→ PASSAGE AFFICHÉ:
■ ■ ■ ■ ■

3 Le gouvernement Pleven I (12 juillet 1950-28 février 1951) est principalement formé de radicaux de gauche et de socialistes ; il comprend également quelques démocrates-chrétiens dont Jean Letourneau, ministre d’État chargé des Relations avec les États associés.
4 À cette occasion, Pierre Mendès France expose la seule alternative possible à ses yeux : consentir un effort important pour espérer remporter une victoire militaire (à laquelle il ne croit pas), ou privilégier un accord politique en traitant « évidemment avec ceux qui nous combattent », c’est-à-dire le Vietminh.
5 I. Cadeau, « Enterrer la guerre d’Indochine : l’exemple de la commission d’enquête sur Diên Biên Phu », in D. Barjot et J.-F. Klein (sd), De l’Indochine coloniale au Viêt Nam actuel, Académie des sciences d’outre-mer/Magellan & Cie, 2017, p. 518.
6 Composée du général d’armée (cr) Buisson (président), du général de corps d’armée Magnan et du général de division Dromard.
7 Composée du général d’armée Catroux (président), du gouverneur général Lebeau (vice-président) et des généraux d’armée Magnan et Valin (pour l’armée de l’air). Le général Magnan est le seul à avoir pris part aux deux commissions.
8 Pour cette même raison, l’idée, un temps caressée, de placer d’office le général Navarre en 2e section ou de le mettre « en disponibilité » est abandonnée ; elle aurait donné à ce dernier des arguments pour que lui soient expliquées les raisons d’une sanction qu’il n’a officiellement jamais reçue, Navarre étant depuis le mois de juin 1954 sans affectation.
9 La première demande du général Navarre date du 12 août 1954. Dans un courrier adressé au secrétaire d’État à la Guerre, Jacques Chevalier (le même qui lui refuse à cette époque un nouveau commandement), il demande la constitution d’une commission d’enquête habilitée à examiner les responsabilités depuis sa prise de commandement, au mois de mai 1953, jusqu’à l’arrêt des hostilités.
10 I. Cadeau, « Enterrer la guerre d’Indochine… », op. cit., p. 520.
11 La première session a lieu le 8 février 1951 et les travaux s’achèvent le 26 juin 1951.

■ ■ ■ ■ ■

→ LISTE DES DONNÉES:
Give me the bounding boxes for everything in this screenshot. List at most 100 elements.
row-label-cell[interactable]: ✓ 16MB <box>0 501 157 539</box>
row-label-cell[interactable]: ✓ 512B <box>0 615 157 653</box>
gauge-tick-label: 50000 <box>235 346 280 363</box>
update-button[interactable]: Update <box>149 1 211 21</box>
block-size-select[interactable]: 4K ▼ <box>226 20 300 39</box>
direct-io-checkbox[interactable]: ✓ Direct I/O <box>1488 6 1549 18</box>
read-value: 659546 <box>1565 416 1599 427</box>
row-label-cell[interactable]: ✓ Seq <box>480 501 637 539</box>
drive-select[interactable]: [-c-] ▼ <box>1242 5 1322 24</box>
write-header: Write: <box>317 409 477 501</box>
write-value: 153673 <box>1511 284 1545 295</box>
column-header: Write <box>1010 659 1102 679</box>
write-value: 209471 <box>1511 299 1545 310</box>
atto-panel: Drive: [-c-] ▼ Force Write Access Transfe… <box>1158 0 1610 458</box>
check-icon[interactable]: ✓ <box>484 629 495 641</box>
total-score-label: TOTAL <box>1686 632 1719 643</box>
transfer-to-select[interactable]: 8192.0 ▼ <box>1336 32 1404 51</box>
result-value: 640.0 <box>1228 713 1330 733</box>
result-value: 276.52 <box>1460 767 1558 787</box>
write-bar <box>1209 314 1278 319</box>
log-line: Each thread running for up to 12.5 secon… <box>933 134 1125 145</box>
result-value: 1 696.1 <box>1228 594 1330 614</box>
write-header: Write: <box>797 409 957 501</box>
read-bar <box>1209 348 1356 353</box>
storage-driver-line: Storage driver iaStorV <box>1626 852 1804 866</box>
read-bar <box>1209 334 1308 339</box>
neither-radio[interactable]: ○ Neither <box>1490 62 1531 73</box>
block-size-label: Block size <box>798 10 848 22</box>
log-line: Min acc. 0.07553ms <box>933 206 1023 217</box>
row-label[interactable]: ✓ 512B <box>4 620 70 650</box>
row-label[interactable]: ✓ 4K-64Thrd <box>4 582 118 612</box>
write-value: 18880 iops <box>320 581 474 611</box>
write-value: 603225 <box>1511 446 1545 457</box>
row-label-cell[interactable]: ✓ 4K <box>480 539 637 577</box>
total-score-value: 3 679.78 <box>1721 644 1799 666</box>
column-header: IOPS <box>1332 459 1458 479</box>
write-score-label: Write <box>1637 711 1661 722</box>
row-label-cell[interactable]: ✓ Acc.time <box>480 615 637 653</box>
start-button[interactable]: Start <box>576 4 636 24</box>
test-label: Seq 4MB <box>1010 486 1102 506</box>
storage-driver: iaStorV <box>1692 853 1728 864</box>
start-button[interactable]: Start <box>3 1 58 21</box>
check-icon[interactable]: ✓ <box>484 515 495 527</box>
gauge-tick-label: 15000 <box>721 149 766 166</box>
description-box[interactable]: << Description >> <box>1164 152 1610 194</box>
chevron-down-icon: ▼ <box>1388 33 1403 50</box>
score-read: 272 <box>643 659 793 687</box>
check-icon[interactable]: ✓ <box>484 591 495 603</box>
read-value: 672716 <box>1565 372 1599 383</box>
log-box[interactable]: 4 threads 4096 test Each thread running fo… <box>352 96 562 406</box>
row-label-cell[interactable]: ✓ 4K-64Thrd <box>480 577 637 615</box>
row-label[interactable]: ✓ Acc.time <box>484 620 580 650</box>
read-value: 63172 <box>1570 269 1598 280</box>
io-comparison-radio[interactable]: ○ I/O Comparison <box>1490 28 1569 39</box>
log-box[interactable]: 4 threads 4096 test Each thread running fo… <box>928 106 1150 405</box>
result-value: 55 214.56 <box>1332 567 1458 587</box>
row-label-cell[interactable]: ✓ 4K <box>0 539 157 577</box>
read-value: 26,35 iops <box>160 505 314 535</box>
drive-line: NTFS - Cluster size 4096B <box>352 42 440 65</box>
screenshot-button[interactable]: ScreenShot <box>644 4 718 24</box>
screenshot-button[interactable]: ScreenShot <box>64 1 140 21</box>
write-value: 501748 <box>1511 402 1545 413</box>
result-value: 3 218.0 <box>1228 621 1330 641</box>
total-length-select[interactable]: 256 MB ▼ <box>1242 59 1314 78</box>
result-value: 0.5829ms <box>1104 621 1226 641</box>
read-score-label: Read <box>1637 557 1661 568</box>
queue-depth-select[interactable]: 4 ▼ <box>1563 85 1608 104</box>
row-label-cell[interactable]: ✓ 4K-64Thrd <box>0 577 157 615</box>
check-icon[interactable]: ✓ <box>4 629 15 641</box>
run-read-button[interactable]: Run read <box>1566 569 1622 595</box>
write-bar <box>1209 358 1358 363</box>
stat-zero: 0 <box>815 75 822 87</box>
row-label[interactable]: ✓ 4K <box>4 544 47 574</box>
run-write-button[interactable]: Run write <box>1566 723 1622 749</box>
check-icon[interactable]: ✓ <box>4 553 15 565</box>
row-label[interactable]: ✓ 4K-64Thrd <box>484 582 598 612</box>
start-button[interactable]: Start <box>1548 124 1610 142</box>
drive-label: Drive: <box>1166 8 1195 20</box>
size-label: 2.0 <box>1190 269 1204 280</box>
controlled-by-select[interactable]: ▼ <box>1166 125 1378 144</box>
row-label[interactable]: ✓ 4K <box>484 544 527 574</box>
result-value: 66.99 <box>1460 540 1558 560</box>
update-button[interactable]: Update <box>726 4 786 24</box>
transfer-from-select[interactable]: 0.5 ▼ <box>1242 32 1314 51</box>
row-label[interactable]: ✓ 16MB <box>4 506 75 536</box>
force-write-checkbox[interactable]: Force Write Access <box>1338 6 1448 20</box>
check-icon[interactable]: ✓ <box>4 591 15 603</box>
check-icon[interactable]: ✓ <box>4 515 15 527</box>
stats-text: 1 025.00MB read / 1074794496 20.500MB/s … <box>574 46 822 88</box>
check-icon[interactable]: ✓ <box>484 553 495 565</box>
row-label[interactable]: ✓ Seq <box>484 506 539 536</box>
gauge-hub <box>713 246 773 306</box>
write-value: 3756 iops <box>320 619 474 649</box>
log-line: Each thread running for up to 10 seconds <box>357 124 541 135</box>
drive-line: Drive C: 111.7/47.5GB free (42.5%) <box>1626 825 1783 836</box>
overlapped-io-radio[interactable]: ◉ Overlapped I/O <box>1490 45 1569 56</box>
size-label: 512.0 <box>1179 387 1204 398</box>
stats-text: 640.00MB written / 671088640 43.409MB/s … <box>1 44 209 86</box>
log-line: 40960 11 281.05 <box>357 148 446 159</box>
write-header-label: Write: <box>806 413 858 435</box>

■ ■ ■ ■ ■

Mettez à jour les notes sur la guerre d'Indochine : reprenez tout ce qui va de « 6 Composée du » jusqu'à « 1954 sans affectation. » en remplaçant « commissions » par « comités ».

→ RÉSULTAT:
6 Composée du général d’armée (cr) Buisson (président), du général de corps d’armée Magnan et du général de division Dromard.
7 Composée du général d’armée Catroux (président), du gouverneur général Lebeau (vice-président) et des généraux d’armée Magnan et Valin (pour l’armée de l’air). Le général Magnan est le seul à avoir pris part aux deux comités.
8 Pour cette même raison, l’idée, un temps caressée, de placer d’office le général Navarre en 2e section ou de le mettre « en disponibilité » est abandonnée ; elle aurait donné à ce dernier des arguments pour que lui soient expliquées les raisons d’une sanction qu’il n’a officiellement jamais reçue, Navarre étant depuis le mois de juin 1954 sans affectation.